_EXERCISE OBJECTIVE_.
Your answer should repeat the entries in full, exactly as given, with no pictures.

Entries from a page text dataset

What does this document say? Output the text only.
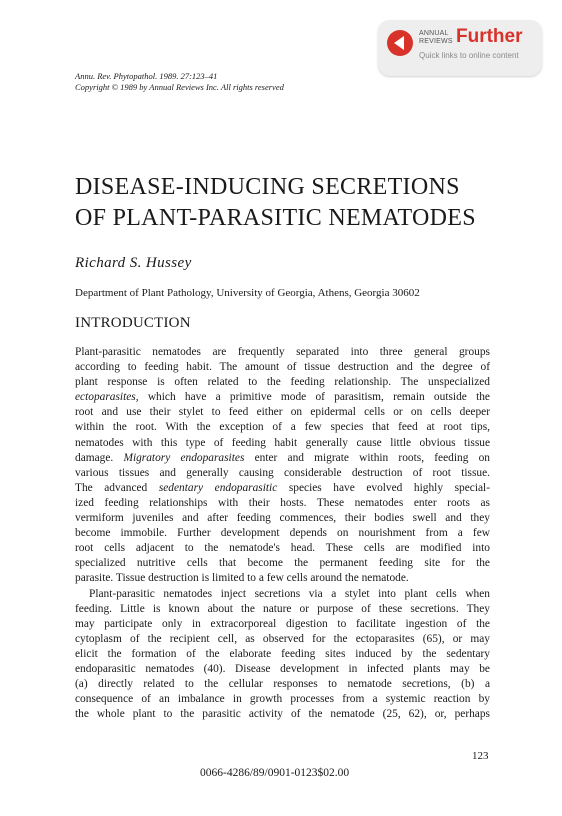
ANNUAL
REVIEWS Further
Quick links to online content
Annu. Rev. Phytopathol. 1989. 27:123–41
Copyright © 1989 by Annual Reviews Inc. All rights reserved
DISEASE-INDUCING SECRETIONS
OF PLANT-PARASITIC NEMATODES
Richard S. Hussey
Department of Plant Pathology, University of Georgia, Athens, Georgia 30602
INTRODUCTION

Plant-parasitic nematodes are frequently separated into three general groups

according to feeding habit. The amount of tissue destruction and the degree of

plant response is often related to the feeding relationship. The unspecialized

ectoparasites, which have a primitive mode of parasitism, remain outside the

root and use their stylet to feed either on epidermal cells or on cells deeper

within the root. With the exception of a few species that feed at root tips,

nematodes with this type of feeding habit generally cause little obvious tissue

damage. Migratory endoparasites enter and migrate within roots, feeding on

various tissues and generally causing considerable destruction of root tissue.

The advanced sedentary endoparasitic species have evolved highly special-

ized feeding relationships with their hosts. These nematodes enter roots as

vermiform juveniles and after feeding commences, their bodies swell and they

become immobile. Further development depends on nourishment from a few

root cells adjacent to the nematode's head. These cells are modified into

specialized nutritive cells that become the permanent feeding site for the

parasite. Tissue destruction is limited to a few cells around the nematode.

Plant-parasitic nematodes inject secretions via a stylet into plant cells when

feeding. Little is known about the nature or purpose of these secretions. They

may participate only in extracorporeal digestion to facilitate ingestion of the

cytoplasm of the recipient cell, as observed for the ectoparasites (65), or may

elicit the formation of the elaborate feeding sites induced by the sedentary

endoparasitic nematodes (40). Disease development in infected plants may be

(a) directly related to the cellular responses to nematode secretions, (b) a

consequence of an imbalance in growth processes from a systemic reaction by

the whole plant to the parasitic activity of the nematode (25, 62), or, perhaps

123
0066-4286/89/0901-0123$02.00
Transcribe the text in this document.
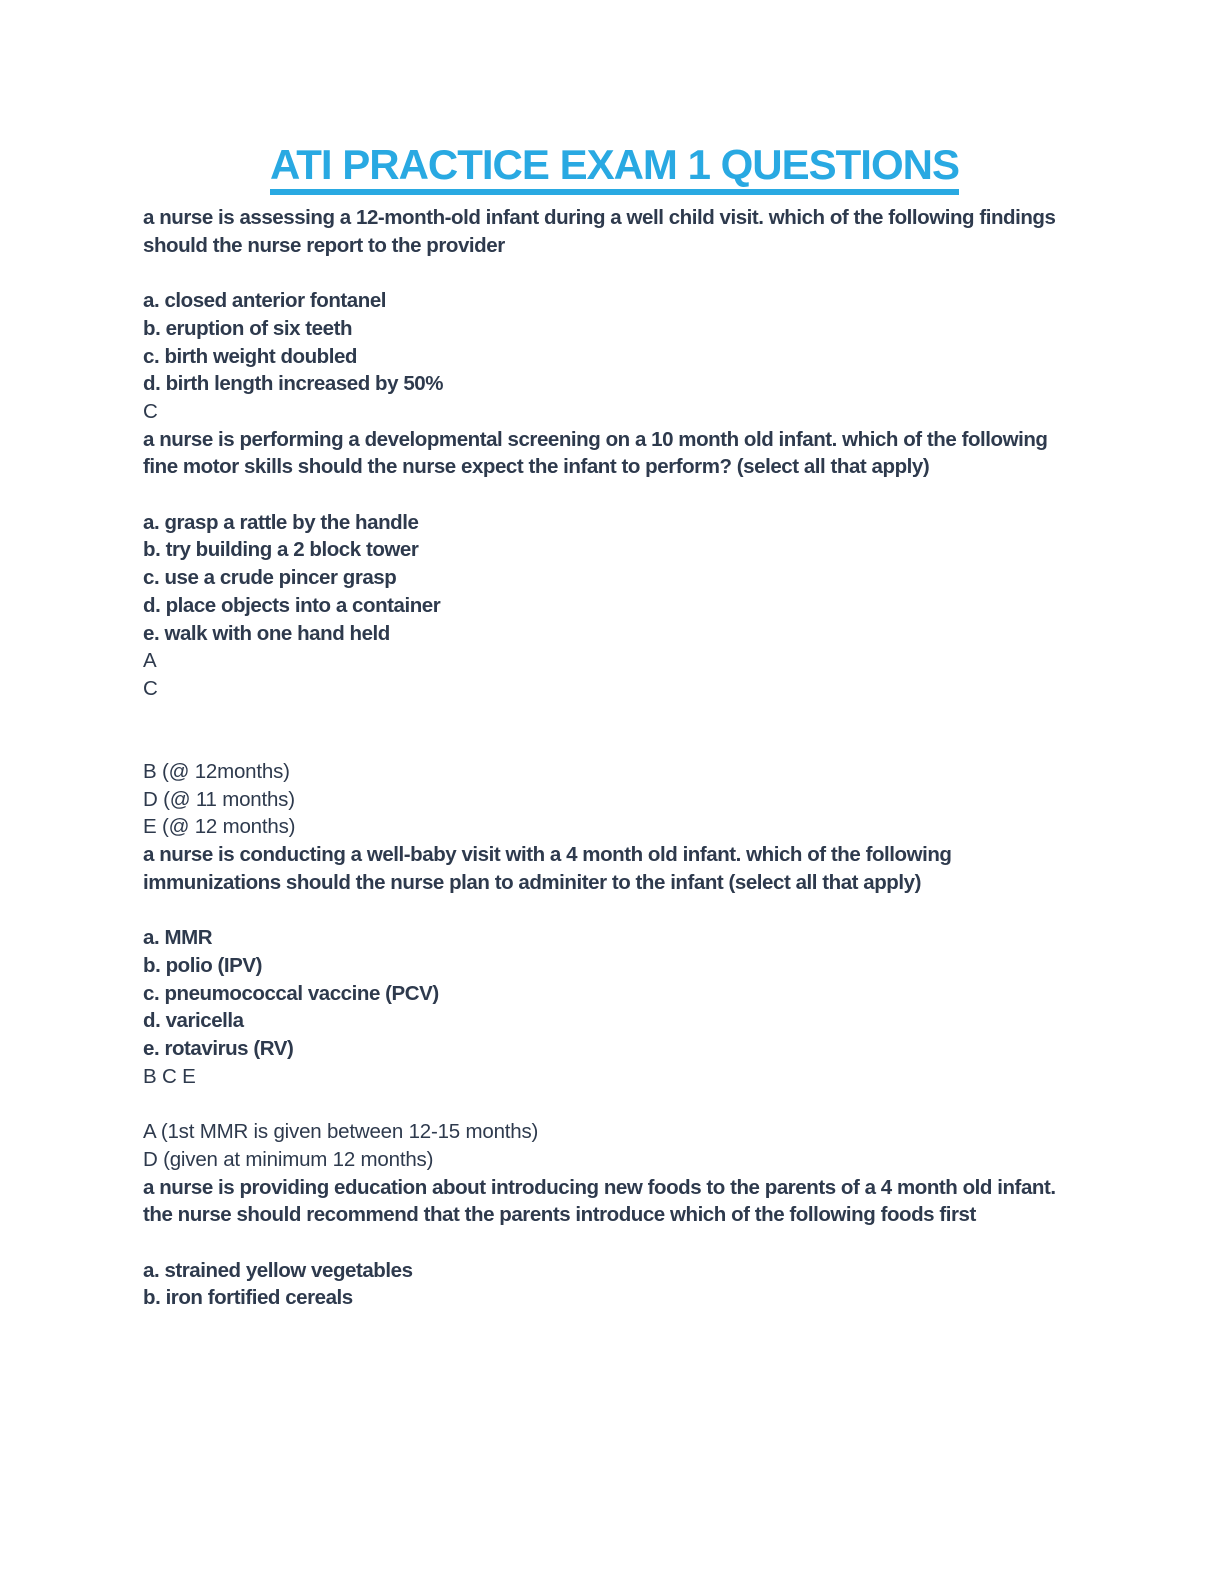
ATI PRACTICE EXAM 1 QUESTIONS
a nurse is assessing a 12-month-old infant during a well child visit. which of the following findings should the nurse report to the provider
a. closed anterior fontanel
b. eruption of six teeth
c. birth weight doubled
d. birth length increased by 50%
C
a nurse is performing a developmental screening on a 10 month old infant. which of the following fine motor skills should the nurse expect the infant to perform? (select all that apply)
a. grasp a rattle by the handle
b. try building a 2 block tower
c. use a crude pincer grasp
d. place objects into a container
e. walk with one hand held
A
C
B (@ 12months)
D (@ 11 months)
E (@ 12 months)
a nurse is conducting a well-baby visit with a 4 month old infant. which of the following immunizations should the nurse plan to adminiter to the infant (select all that apply)
a. MMR
b. polio (IPV)
c. pneumococcal vaccine (PCV)
d. varicella
e. rotavirus (RV)
B C E
A (1st MMR is given between 12-15 months)
D (given at minimum 12 months)
a nurse is providing education about introducing new foods to the parents of a 4 month old infant. the nurse should recommend that the parents introduce which of the following foods first
a. strained yellow vegetables
b. iron fortified cereals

_ANSWER FOR THIS EXERCISE_.
What does this document say? Output the text only.
ANNUAL
REVIEWS Further
Quick links to online content
Annu. Rev. Phytopathol. 1989. 27:123–41
Copyright © 1989 by Annual Reviews Inc. All rights reserved
DISEASE-INDUCING SECRETIONS
OF PLANT-PARASITIC NEMATODES
Richard S. Hussey
Department of Plant Pathology, University of Georgia, Athens, Georgia 30602
INTRODUCTION

Plant-parasitic nematodes are frequently separated into three general groups

according to feeding habit. The amount of tissue destruction and the degree of

plant response is often related to the feeding relationship. The unspecialized

ectoparasites, which have a primitive mode of parasitism, remain outside the

root and use their stylet to feed either on epidermal cells or on cells deeper

within the root. With the exception of a few species that feed at root tips,

nematodes with this type of feeding habit generally cause little obvious tissue

damage. Migratory endoparasites enter and migrate within roots, feeding on

various tissues and generally causing considerable destruction of root tissue.

The advanced sedentary endoparasitic species have evolved highly special-

ized feeding relationships with their hosts. These nematodes enter roots as

vermiform juveniles and after feeding commences, their bodies swell and they

become immobile. Further development depends on nourishment from a few

root cells adjacent to the nematode's head. These cells are modified into

specialized nutritive cells that become the permanent feeding site for the

parasite. Tissue destruction is limited to a few cells around the nematode.

Plant-parasitic nematodes inject secretions via a stylet into plant cells when

feeding. Little is known about the nature or purpose of these secretions. They

may participate only in extracorporeal digestion to facilitate ingestion of the

cytoplasm of the recipient cell, as observed for the ectoparasites (65), or may

elicit the formation of the elaborate feeding sites induced by the sedentary

endoparasitic nematodes (40). Disease development in infected plants may be

(a) directly related to the cellular responses to nematode secretions, (b) a

consequence of an imbalance in growth processes from a systemic reaction by

the whole plant to the parasitic activity of the nematode (25, 62), or, perhaps

123
0066-4286/89/0901-0123$02.00
Transcribe the text in this document.
ATI PRACTICE EXAM 1 QUESTIONS
a nurse is assessing a 12-month-old infant during a well child visit. which of the following findings should the nurse report to the provider
a. closed anterior fontanel
b. eruption of six teeth
c. birth weight doubled
d. birth length increased by 50%
C
a nurse is performing a developmental screening on a 10 month old infant. which of the following fine motor skills should the nurse expect the infant to perform? (select all that apply)
a. grasp a rattle by the handle
b. try building a 2 block tower
c. use a crude pincer grasp
d. place objects into a container
e. walk with one hand held
A
C
B (@ 12months)
D (@ 11 months)
E (@ 12 months)
a nurse is conducting a well-baby visit with a 4 month old infant. which of the following immunizations should the nurse plan to adminiter to the infant (select all that apply)
a. MMR
b. polio (IPV)
c. pneumococcal vaccine (PCV)
d. varicella
e. rotavirus (RV)
B C E
A (1st MMR is given between 12-15 months)
D (given at minimum 12 months)
a nurse is providing education about introducing new foods to the parents of a 4 month old infant. the nurse should recommend that the parents introduce which of the following foods first
a. strained yellow vegetables
b. iron fortified cereals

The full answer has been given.